Task instructions –
Give every line back verbatim, dropping all images.
========================================================================
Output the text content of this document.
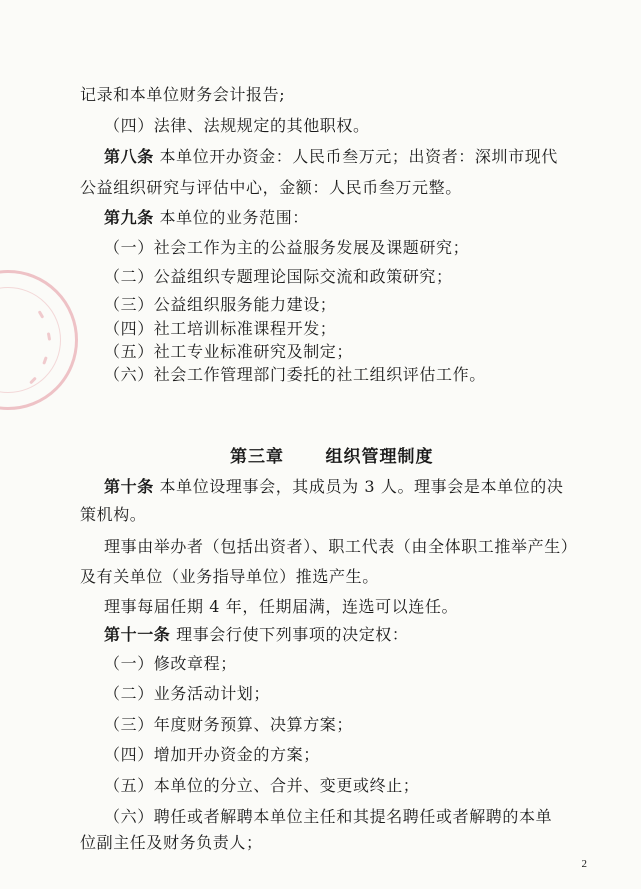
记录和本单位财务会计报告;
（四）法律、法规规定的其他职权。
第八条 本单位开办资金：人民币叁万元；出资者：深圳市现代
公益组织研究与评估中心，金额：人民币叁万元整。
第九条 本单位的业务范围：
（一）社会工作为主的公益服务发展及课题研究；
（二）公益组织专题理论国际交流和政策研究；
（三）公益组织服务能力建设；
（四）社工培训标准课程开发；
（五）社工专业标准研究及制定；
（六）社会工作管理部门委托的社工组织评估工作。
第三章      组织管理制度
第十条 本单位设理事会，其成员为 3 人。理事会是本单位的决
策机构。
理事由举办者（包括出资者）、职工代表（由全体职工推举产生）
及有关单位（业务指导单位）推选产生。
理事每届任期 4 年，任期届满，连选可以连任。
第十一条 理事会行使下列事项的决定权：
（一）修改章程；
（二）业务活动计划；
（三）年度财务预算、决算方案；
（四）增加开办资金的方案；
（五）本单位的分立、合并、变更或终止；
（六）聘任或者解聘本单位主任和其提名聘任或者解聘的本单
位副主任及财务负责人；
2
========================================================================
Complete output –
Output the text content of this document.
记录和本单位财务会计报告;
（四）法律、法规规定的其他职权。
第八条 本单位开办资金：人民币叁万元；出资者：深圳市现代
公益组织研究与评估中心，金额：人民币叁万元整。
第九条 本单位的业务范围：
（一）社会工作为主的公益服务发展及课题研究；
（二）公益组织专题理论国际交流和政策研究；
（三）公益组织服务能力建设；
（四）社工培训标准课程开发；
（五）社工专业标准研究及制定；
（六）社会工作管理部门委托的社工组织评估工作。
第三章      组织管理制度
第十条 本单位设理事会，其成员为 3 人。理事会是本单位的决
策机构。
理事由举办者（包括出资者）、职工代表（由全体职工推举产生）
及有关单位（业务指导单位）推选产生。
理事每届任期 4 年，任期届满，连选可以连任。
第十一条 理事会行使下列事项的决定权：
（一）修改章程；
（二）业务活动计划；
（三）年度财务预算、决算方案；
（四）增加开办资金的方案；
（五）本单位的分立、合并、变更或终止；
（六）聘任或者解聘本单位主任和其提名聘任或者解聘的本单
位副主任及财务负责人；
2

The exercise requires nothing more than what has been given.